- SHORT TASK
Please transcribe the listing below in full and word for word, without its pictures.

---

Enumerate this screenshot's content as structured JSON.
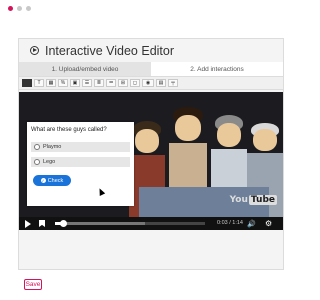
{
  "window": {
    "dot_colors": [
      "#d4145a",
      "#c8c8c8",
      "#c8c8c8"
    ]
  },
  "editor": {
    "title": "Interactive Video Editor",
    "title_icon": "play-circle-icon",
    "tabs": [
      {
        "label": "1. Upload/embed video",
        "active": false
      },
      {
        "label": "2. Add interactions",
        "active": true
      }
    ],
    "toolbar": {
      "buttons": [
        "stop-icon",
        "text-icon",
        "table-icon",
        "link-icon",
        "image-icon",
        "single-choice-icon",
        "multiple-choice-icon",
        "list-icon",
        "drag-words-icon",
        "dialog-icon",
        "visibility-icon",
        "summary-icon",
        "navigation-icon"
      ]
    }
  },
  "question": {
    "title": "What are these guys called?",
    "options": [
      "Playmo",
      "Lego"
    ],
    "check_label": "Check"
  },
  "video": {
    "brand_a": "You",
    "brand_b": "Tube",
    "time": "0:03 / 1:14",
    "progress": 0.05
  },
  "save_label": "Save",
  "colors": {
    "accent": "#d4145a",
    "button_blue": "#1a73d9"
  }
}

---

- EXPECTED ANSWER
Enumerate this screenshot's content as structured JSON.
{
  "window": {
    "dot_colors": [
      "#d4145a",
      "#c8c8c8",
      "#c8c8c8"
    ]
  },
  "editor": {
    "title": "Interactive Video Editor",
    "title_icon": "play-circle-icon",
    "tabs": [
      {
        "label": "1. Upload/embed video",
        "active": false
      },
      {
        "label": "2. Add interactions",
        "active": true
      }
    ],
    "toolbar": {
      "buttons": [
        "stop-icon",
        "text-icon",
        "table-icon",
        "link-icon",
        "image-icon",
        "single-choice-icon",
        "multiple-choice-icon",
        "list-icon",
        "drag-words-icon",
        "dialog-icon",
        "visibility-icon",
        "summary-icon",
        "navigation-icon"
      ]
    }
  },
  "question": {
    "title": "What are these guys called?",
    "options": [
      "Playmo",
      "Lego"
    ],
    "check_label": "Check"
  },
  "video": {
    "brand_a": "You",
    "brand_b": "Tube",
    "time": "0:03 / 1:14",
    "progress": 0.05
  },
  "save_label": "Save",
  "colors": {
    "accent": "#d4145a",
    "button_blue": "#1a73d9"
  }
}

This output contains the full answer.